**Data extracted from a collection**
· · · ·
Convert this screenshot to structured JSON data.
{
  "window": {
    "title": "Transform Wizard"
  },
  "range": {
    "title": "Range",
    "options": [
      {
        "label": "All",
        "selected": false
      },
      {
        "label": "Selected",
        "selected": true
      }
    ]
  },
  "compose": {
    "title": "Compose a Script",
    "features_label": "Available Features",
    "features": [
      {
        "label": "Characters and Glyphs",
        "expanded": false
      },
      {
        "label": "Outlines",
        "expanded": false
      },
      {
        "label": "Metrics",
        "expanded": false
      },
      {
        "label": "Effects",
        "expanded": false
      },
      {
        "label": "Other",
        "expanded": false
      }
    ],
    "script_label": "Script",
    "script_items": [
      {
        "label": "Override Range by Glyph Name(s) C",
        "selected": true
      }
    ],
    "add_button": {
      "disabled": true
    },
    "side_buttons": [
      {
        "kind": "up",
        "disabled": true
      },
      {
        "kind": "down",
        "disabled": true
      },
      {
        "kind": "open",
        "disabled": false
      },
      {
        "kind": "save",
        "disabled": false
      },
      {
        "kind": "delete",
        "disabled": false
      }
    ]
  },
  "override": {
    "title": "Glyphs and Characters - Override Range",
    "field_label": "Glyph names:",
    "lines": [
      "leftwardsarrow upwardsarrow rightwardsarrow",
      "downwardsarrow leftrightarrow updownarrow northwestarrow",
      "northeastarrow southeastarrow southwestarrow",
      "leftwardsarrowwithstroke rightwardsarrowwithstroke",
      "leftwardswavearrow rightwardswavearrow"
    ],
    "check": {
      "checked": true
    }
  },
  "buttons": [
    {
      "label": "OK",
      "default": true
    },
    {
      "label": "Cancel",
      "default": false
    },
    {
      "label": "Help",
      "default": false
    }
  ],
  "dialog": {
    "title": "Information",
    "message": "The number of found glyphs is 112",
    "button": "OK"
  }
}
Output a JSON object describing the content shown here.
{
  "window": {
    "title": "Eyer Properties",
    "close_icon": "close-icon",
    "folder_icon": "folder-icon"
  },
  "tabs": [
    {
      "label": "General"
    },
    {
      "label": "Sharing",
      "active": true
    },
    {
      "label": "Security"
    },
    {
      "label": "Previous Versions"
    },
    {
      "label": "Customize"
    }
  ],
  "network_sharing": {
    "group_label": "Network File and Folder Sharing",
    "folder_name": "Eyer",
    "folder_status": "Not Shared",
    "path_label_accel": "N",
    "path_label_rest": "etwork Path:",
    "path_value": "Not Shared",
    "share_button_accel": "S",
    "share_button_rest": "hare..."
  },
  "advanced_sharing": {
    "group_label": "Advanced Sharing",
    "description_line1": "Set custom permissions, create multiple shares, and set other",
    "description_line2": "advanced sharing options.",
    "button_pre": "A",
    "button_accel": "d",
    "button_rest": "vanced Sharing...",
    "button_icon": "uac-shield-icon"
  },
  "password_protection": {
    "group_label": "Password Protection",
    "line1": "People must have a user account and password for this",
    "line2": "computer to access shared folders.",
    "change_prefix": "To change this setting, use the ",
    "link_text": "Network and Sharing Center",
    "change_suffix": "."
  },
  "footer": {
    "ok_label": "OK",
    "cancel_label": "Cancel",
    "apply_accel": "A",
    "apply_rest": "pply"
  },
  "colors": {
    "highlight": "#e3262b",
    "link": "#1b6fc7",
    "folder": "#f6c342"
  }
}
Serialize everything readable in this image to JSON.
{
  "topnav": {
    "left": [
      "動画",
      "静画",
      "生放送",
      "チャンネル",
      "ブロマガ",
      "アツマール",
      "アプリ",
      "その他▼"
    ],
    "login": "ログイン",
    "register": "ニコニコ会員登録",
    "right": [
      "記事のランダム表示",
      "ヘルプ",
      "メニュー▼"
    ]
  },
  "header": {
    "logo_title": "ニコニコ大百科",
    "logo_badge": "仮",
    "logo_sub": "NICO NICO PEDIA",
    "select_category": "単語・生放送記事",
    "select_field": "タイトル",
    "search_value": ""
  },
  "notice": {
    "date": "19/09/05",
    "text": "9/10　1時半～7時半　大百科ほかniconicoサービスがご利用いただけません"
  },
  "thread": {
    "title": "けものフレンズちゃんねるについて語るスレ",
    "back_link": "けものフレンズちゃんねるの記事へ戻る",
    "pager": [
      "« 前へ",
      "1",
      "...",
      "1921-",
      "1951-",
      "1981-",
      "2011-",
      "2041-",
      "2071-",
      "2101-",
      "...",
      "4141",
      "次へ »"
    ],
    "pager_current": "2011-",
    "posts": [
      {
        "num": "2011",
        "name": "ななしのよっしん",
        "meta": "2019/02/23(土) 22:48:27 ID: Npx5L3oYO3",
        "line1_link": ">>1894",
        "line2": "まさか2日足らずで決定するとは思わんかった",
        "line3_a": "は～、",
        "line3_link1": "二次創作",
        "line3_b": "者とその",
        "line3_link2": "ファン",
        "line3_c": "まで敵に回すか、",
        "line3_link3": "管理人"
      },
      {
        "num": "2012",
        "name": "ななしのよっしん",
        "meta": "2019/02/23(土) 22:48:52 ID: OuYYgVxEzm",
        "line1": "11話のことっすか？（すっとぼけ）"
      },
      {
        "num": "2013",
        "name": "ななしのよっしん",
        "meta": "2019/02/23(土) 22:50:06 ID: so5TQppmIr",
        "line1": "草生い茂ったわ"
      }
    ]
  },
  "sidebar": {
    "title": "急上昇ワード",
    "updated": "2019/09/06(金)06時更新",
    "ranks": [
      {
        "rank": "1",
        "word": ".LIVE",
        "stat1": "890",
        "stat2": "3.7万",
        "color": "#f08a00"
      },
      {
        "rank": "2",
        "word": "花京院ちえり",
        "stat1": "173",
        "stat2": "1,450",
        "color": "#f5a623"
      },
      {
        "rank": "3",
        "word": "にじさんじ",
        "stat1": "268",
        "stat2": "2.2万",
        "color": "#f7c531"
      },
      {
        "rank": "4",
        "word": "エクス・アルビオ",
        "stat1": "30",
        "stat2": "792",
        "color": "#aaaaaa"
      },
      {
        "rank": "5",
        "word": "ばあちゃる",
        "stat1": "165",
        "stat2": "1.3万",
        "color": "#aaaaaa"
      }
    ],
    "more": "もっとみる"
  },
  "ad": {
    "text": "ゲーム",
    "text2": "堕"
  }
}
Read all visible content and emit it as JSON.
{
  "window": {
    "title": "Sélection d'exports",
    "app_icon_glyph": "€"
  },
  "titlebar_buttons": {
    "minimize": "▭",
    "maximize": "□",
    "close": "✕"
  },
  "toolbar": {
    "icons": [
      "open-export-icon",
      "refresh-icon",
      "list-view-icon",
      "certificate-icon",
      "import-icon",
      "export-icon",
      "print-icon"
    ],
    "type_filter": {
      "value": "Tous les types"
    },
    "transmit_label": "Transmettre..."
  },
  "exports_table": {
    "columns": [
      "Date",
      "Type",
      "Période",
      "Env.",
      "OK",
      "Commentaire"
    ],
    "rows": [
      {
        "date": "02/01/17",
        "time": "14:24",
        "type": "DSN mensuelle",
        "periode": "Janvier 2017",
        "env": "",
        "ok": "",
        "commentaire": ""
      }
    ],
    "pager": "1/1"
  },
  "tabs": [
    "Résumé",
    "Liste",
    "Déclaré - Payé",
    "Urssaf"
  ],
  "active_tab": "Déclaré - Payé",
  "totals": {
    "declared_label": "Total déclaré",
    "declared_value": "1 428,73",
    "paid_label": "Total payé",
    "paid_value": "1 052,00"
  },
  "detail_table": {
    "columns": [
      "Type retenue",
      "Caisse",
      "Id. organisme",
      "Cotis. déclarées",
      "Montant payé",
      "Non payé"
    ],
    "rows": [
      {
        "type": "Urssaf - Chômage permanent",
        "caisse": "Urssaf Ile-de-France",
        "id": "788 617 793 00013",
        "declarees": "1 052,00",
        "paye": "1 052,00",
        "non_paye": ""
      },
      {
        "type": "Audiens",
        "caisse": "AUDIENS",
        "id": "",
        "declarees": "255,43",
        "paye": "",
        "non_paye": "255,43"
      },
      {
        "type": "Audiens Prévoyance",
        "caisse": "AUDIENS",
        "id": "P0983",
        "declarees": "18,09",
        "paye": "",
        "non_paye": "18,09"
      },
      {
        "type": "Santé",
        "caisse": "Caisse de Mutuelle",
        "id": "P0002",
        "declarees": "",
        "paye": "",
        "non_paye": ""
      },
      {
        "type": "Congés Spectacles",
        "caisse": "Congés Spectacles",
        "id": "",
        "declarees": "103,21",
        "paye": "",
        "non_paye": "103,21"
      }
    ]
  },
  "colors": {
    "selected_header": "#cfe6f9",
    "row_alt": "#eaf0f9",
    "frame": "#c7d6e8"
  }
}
· · · ·
**Task**
Search the records for the word "meta". Copy every line that has it.

**Answer for the task**
        "meta": "2019/02/23(土) 22:48:27 ID: Npx5L3oYO3",
        "meta": "2019/02/23(土) 22:48:52 ID: OuYYgVxEzm",
        "meta": "2019/02/23(土) 22:50:06 ID: so5TQppmIr",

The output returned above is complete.